- [RECORDS PROVIDED]
+===+
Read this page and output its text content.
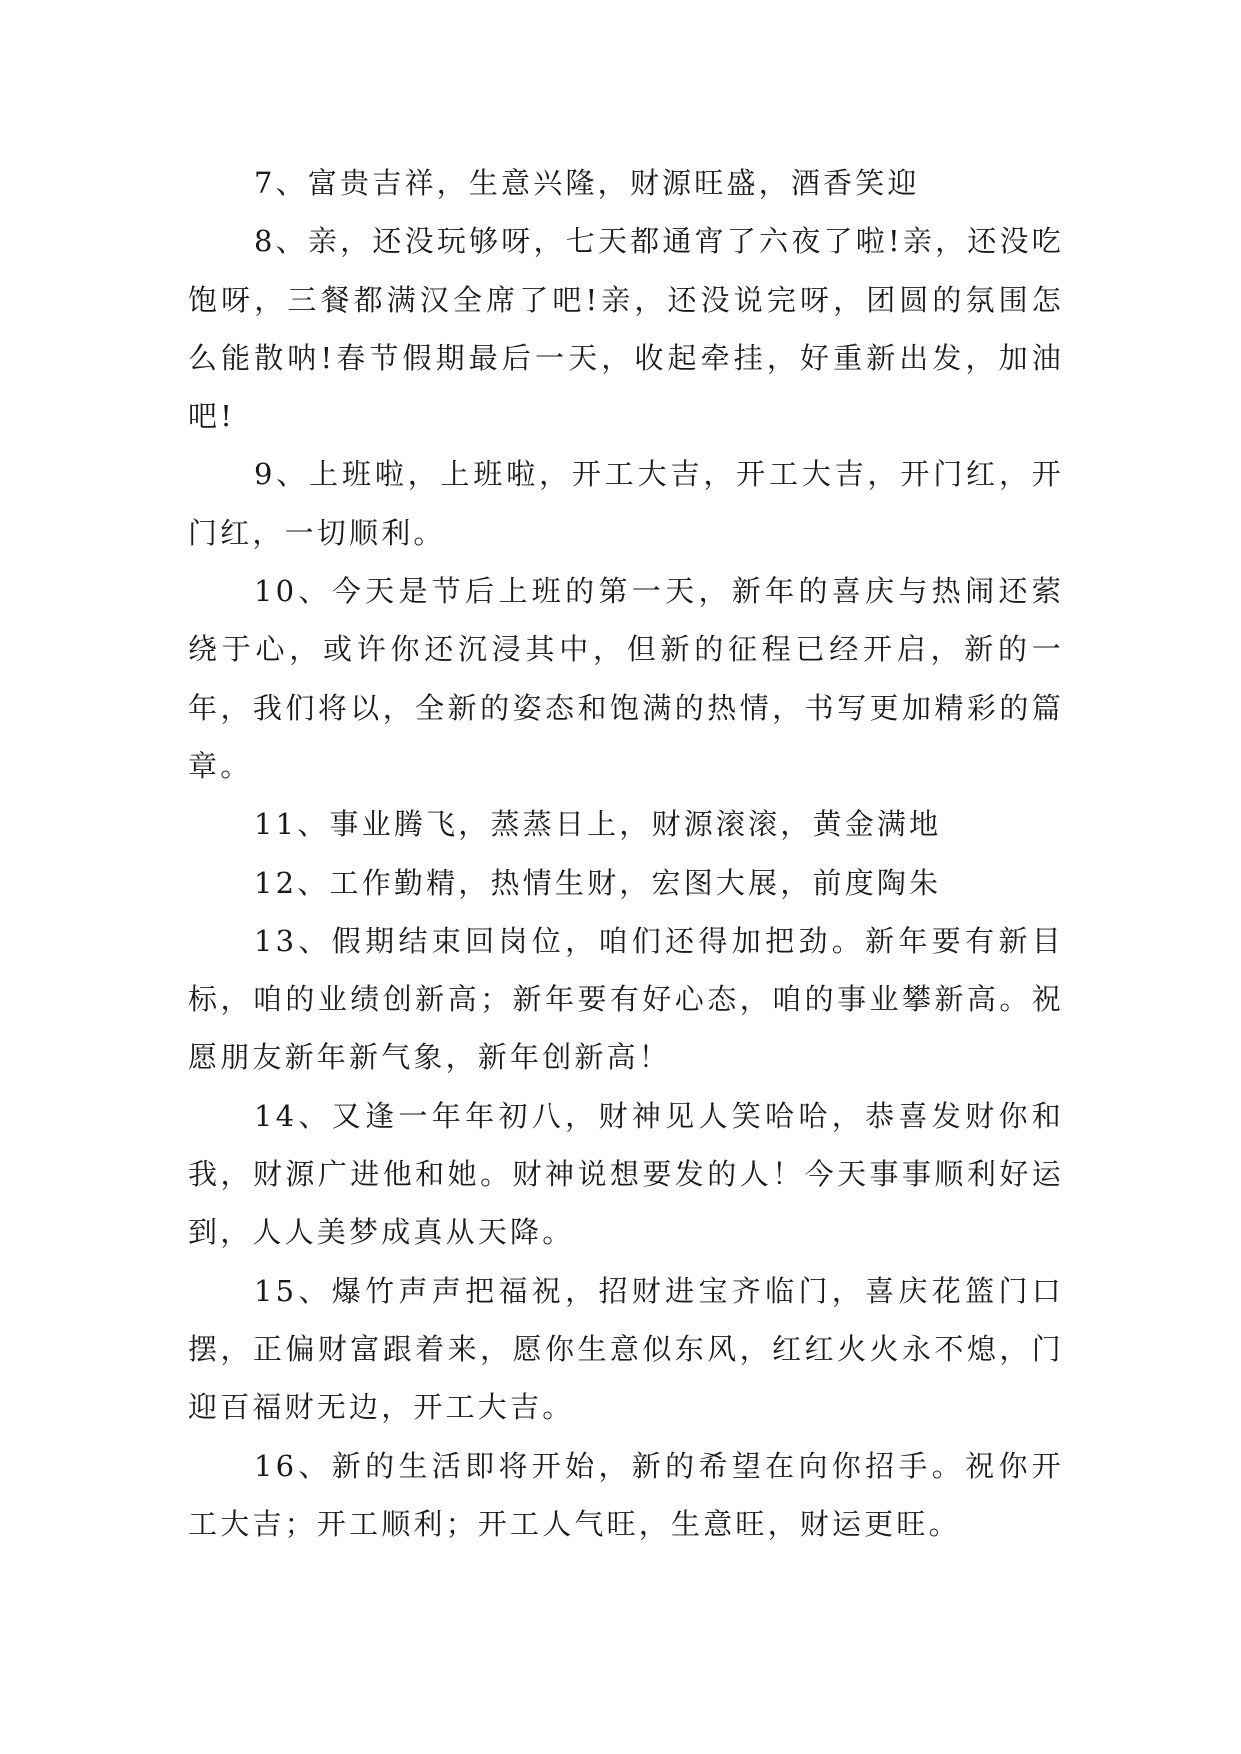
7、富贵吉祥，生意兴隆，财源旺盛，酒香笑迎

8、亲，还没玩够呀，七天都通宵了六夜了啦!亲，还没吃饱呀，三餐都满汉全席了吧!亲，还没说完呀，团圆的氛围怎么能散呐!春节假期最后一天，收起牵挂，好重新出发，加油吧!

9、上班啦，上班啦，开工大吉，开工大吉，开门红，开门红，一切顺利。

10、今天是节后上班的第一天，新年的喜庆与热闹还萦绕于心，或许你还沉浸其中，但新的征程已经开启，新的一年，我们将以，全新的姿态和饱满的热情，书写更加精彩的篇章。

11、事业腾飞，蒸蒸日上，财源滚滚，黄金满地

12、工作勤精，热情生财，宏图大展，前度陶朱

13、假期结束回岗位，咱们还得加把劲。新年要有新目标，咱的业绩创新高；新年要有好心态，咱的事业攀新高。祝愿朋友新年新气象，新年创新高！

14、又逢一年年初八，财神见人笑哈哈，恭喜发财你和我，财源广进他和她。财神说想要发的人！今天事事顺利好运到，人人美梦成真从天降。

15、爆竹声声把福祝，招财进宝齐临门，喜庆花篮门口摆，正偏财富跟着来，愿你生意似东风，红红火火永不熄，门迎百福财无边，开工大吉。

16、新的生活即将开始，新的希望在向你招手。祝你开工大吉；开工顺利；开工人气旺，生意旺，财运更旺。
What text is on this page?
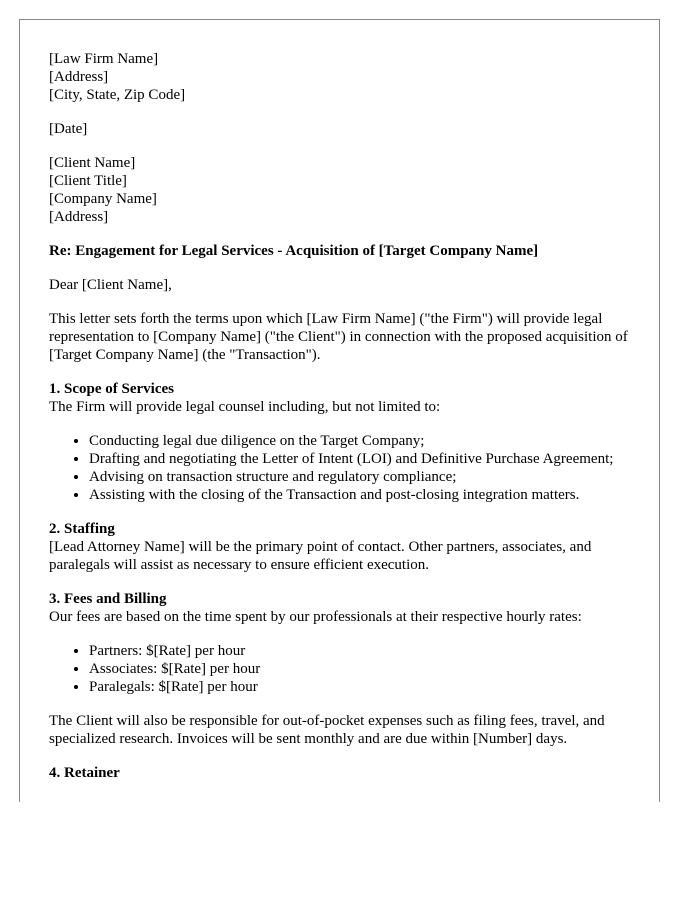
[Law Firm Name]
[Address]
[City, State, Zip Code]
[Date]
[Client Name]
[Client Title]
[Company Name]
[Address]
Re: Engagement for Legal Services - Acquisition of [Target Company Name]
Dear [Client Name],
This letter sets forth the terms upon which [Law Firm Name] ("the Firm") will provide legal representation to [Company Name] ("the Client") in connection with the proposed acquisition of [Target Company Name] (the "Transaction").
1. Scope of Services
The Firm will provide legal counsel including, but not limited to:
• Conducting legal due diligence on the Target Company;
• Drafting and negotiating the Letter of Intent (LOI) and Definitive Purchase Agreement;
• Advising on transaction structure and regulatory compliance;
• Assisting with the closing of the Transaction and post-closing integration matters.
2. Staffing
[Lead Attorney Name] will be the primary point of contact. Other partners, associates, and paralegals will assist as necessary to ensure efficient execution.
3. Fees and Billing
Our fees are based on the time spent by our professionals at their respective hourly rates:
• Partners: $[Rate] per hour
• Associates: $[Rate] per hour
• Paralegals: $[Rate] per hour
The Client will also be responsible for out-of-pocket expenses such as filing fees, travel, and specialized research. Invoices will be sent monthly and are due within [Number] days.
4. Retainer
+===+
- [WRITTEN EXERCISE]
Repeat the material above in full and exactly, omitting the pictures.

- [ANSWER FOR THIS EXERCISE]
Read this page and output its text content.
7、富贵吉祥，生意兴隆，财源旺盛，酒香笑迎

8、亲，还没玩够呀，七天都通宵了六夜了啦!亲，还没吃饱呀，三餐都满汉全席了吧!亲，还没说完呀，团圆的氛围怎么能散呐!春节假期最后一天，收起牵挂，好重新出发，加油吧!

9、上班啦，上班啦，开工大吉，开工大吉，开门红，开门红，一切顺利。

10、今天是节后上班的第一天，新年的喜庆与热闹还萦绕于心，或许你还沉浸其中，但新的征程已经开启，新的一年，我们将以，全新的姿态和饱满的热情，书写更加精彩的篇章。

11、事业腾飞，蒸蒸日上，财源滚滚，黄金满地

12、工作勤精，热情生财，宏图大展，前度陶朱

13、假期结束回岗位，咱们还得加把劲。新年要有新目标，咱的业绩创新高；新年要有好心态，咱的事业攀新高。祝愿朋友新年新气象，新年创新高！

14、又逢一年年初八，财神见人笑哈哈，恭喜发财你和我，财源广进他和她。财神说想要发的人！今天事事顺利好运到，人人美梦成真从天降。

15、爆竹声声把福祝，招财进宝齐临门，喜庆花篮门口摆，正偏财富跟着来，愿你生意似东风，红红火火永不熄，门迎百福财无边，开工大吉。

16、新的生活即将开始，新的希望在向你招手。祝你开工大吉；开工顺利；开工人气旺，生意旺，财运更旺。
What text is on this page?
[Law Firm Name]
[Address]
[City, State, Zip Code]
[Date]
[Client Name]
[Client Title]
[Company Name]
[Address]
Re: Engagement for Legal Services - Acquisition of [Target Company Name]
Dear [Client Name],
This letter sets forth the terms upon which [Law Firm Name] ("the Firm") will provide legal representation to [Company Name] ("the Client") in connection with the proposed acquisition of [Target Company Name] (the "Transaction").
1. Scope of Services
The Firm will provide legal counsel including, but not limited to:
• Conducting legal due diligence on the Target Company;
• Drafting and negotiating the Letter of Intent (LOI) and Definitive Purchase Agreement;
• Advising on transaction structure and regulatory compliance;
• Assisting with the closing of the Transaction and post-closing integration matters.
2. Staffing
[Lead Attorney Name] will be the primary point of contact. Other partners, associates, and paralegals will assist as necessary to ensure efficient execution.
3. Fees and Billing
Our fees are based on the time spent by our professionals at their respective hourly rates:
• Partners: $[Rate] per hour
• Associates: $[Rate] per hour
• Paralegals: $[Rate] per hour
The Client will also be responsible for out-of-pocket expenses such as filing fees, travel, and specialized research. Invoices will be sent monthly and are due within [Number] days.
4. Retainer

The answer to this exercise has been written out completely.